(Stored records)
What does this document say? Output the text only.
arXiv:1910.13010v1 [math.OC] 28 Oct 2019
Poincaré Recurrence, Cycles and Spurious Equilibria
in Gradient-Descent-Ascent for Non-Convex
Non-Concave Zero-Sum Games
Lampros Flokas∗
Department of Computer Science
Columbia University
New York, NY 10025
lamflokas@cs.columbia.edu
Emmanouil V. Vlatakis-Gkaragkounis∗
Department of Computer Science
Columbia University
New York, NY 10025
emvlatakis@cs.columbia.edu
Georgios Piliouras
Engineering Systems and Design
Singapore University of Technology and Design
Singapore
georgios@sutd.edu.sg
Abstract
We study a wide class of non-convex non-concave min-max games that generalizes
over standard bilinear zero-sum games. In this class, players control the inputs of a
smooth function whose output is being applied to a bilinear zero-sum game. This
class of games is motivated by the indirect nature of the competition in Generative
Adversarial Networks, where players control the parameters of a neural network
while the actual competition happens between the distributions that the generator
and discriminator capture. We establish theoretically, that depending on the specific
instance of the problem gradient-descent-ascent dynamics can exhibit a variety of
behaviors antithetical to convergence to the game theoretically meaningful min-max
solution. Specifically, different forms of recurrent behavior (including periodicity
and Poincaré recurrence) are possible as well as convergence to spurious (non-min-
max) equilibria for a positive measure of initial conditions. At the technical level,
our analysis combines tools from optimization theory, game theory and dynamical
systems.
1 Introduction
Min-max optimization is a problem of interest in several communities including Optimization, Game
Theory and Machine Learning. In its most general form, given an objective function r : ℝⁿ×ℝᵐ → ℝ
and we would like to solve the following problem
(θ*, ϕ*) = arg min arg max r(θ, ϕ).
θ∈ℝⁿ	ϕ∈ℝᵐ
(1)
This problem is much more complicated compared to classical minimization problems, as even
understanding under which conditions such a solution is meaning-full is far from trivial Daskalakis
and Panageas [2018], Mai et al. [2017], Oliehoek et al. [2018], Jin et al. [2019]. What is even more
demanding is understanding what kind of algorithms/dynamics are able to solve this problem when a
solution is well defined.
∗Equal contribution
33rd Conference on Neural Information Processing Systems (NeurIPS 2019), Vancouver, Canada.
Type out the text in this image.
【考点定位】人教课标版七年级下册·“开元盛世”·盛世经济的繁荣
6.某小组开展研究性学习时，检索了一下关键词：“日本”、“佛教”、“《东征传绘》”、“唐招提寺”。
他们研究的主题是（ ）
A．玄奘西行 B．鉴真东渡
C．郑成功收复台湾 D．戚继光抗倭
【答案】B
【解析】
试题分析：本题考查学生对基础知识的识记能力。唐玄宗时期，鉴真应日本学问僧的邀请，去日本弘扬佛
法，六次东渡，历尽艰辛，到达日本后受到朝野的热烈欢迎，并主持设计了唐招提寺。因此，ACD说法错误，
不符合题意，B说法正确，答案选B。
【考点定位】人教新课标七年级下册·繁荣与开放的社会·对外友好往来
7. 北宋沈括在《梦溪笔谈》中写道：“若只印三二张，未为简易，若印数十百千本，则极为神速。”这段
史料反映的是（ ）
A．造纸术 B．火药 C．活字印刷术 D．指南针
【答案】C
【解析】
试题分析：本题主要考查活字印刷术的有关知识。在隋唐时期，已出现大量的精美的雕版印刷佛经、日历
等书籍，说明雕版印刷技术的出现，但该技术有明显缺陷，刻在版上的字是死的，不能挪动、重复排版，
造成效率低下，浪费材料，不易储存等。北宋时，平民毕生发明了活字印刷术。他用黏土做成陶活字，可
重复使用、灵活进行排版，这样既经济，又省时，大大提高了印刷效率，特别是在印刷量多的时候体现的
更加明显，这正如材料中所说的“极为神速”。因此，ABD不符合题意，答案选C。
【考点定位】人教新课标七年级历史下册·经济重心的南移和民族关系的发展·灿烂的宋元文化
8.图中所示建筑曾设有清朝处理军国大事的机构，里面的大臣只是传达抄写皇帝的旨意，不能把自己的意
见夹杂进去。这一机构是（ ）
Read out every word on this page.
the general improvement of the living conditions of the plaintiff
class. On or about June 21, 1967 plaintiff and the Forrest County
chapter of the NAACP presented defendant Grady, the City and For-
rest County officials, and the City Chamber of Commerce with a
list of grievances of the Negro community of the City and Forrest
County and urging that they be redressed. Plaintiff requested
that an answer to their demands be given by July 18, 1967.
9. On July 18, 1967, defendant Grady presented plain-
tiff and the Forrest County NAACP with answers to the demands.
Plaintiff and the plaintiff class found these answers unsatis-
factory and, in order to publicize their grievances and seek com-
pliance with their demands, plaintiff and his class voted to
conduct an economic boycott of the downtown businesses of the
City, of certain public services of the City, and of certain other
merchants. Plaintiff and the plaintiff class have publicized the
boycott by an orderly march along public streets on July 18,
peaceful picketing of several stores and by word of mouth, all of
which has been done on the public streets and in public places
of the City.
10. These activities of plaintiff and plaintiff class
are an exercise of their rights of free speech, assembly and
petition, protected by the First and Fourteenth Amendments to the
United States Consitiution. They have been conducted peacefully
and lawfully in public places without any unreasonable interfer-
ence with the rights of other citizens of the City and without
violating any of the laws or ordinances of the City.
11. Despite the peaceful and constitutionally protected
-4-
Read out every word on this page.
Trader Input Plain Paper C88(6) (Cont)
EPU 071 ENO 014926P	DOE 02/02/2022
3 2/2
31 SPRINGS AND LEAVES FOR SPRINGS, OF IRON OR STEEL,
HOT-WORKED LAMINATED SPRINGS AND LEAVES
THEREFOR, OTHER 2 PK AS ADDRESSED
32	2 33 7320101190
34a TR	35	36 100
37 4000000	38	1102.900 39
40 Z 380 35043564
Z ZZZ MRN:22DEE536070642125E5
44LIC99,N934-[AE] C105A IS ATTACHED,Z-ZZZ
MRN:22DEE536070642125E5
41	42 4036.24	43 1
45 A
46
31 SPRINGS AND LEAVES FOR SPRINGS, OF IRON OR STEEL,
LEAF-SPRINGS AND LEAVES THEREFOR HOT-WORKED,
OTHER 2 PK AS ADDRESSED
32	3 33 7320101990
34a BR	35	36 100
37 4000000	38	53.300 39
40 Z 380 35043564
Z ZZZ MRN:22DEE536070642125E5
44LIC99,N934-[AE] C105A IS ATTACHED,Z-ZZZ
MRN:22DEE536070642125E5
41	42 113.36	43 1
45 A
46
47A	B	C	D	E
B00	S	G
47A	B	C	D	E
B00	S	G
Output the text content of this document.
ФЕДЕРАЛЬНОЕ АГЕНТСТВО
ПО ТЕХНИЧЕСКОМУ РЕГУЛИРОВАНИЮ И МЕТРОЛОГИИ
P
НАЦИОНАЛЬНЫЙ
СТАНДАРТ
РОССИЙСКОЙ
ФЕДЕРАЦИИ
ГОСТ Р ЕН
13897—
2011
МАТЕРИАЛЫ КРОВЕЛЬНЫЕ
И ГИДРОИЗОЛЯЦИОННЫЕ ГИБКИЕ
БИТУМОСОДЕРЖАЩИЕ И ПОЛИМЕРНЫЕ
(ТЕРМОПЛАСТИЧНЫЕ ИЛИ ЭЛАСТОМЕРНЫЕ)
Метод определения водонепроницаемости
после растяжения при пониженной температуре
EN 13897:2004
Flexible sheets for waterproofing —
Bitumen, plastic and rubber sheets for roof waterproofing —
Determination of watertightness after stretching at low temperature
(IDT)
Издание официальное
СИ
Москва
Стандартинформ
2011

→ What the exercise asks: Count the lines in the records above that contain the word "well", and reply with only that number.

→ Response for this exercise: 2